◆ OBJECTIVE:
Your task is to quote the material that follows, in full and exactly.
═══ RECORDS
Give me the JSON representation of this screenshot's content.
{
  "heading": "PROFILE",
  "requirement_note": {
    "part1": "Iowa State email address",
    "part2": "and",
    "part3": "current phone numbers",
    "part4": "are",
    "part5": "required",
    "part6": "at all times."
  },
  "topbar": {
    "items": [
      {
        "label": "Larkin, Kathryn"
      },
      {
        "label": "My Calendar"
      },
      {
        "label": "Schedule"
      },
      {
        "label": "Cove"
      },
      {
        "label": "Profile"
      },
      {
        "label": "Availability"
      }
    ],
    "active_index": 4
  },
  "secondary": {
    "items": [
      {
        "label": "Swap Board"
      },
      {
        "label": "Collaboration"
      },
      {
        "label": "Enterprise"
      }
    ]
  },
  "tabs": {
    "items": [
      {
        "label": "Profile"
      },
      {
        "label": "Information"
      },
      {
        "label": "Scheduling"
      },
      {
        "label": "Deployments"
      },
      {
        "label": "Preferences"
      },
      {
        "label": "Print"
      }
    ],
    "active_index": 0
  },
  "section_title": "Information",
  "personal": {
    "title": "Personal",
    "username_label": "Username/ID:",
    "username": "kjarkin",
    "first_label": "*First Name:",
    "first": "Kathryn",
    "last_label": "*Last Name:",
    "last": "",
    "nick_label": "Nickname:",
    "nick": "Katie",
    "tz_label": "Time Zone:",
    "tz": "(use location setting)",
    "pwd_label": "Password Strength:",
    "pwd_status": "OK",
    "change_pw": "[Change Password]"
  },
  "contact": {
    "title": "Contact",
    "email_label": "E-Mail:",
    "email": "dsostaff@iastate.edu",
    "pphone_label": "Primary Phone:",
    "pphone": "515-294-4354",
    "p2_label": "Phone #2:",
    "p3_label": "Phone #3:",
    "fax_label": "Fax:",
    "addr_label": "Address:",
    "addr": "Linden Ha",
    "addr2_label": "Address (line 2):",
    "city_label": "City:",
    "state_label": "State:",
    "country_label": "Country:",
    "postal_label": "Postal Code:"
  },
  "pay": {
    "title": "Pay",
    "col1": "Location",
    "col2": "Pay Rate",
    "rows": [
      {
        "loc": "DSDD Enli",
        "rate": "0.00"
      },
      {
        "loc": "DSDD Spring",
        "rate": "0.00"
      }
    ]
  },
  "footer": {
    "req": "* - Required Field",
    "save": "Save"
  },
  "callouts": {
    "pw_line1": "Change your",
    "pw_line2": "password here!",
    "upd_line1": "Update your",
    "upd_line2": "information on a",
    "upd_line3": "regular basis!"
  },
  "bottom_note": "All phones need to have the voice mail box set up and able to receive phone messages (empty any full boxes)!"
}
══════
◆ EXERCISE RESULT:
Give me the JSON representation of this screenshot's content.
{
  "heading": "PROFILE",
  "requirement_note": {
    "part1": "Iowa State email address",
    "part2": "and",
    "part3": "current phone numbers",
    "part4": "are",
    "part5": "required",
    "part6": "at all times."
  },
  "topbar": {
    "items": [
      {
        "label": "Larkin, Kathryn"
      },
      {
        "label": "My Calendar"
      },
      {
        "label": "Schedule"
      },
      {
        "label": "Cove"
      },
      {
        "label": "Profile"
      },
      {
        "label": "Availability"
      }
    ],
    "active_index": 4
  },
  "secondary": {
    "items": [
      {
        "label": "Swap Board"
      },
      {
        "label": "Collaboration"
      },
      {
        "label": "Enterprise"
      }
    ]
  },
  "tabs": {
    "items": [
      {
        "label": "Profile"
      },
      {
        "label": "Information"
      },
      {
        "label": "Scheduling"
      },
      {
        "label": "Deployments"
      },
      {
        "label": "Preferences"
      },
      {
        "label": "Print"
      }
    ],
    "active_index": 0
  },
  "section_title": "Information",
  "personal": {
    "title": "Personal",
    "username_label": "Username/ID:",
    "username": "kjarkin",
    "first_label": "*First Name:",
    "first": "Kathryn",
    "last_label": "*Last Name:",
    "last": "",
    "nick_label": "Nickname:",
    "nick": "Katie",
    "tz_label": "Time Zone:",
    "tz": "(use location setting)",
    "pwd_label": "Password Strength:",
    "pwd_status": "OK",
    "change_pw": "[Change Password]"
  },
  "contact": {
    "title": "Contact",
    "email_label": "E-Mail:",
    "email": "dsostaff@iastate.edu",
    "pphone_label": "Primary Phone:",
    "pphone": "515-294-4354",
    "p2_label": "Phone #2:",
    "p3_label": "Phone #3:",
    "fax_label": "Fax:",
    "addr_label": "Address:",
    "addr": "Linden Ha",
    "addr2_label": "Address (line 2):",
    "city_label": "City:",
    "state_label": "State:",
    "country_label": "Country:",
    "postal_label": "Postal Code:"
  },
  "pay": {
    "title": "Pay",
    "col1": "Location",
    "col2": "Pay Rate",
    "rows": [
      {
        "loc": "DSDD Enli",
        "rate": "0.00"
      },
      {
        "loc": "DSDD Spring",
        "rate": "0.00"
      }
    ]
  },
  "footer": {
    "req": "* - Required Field",
    "save": "Save"
  },
  "callouts": {
    "pw_line1": "Change your",
    "pw_line2": "password here!",
    "upd_line1": "Update your",
    "upd_line2": "information on a",
    "upd_line3": "regular basis!"
  },
  "bottom_note": "All phones need to have the voice mail box set up and able to receive phone messages (empty any full boxes)!"
}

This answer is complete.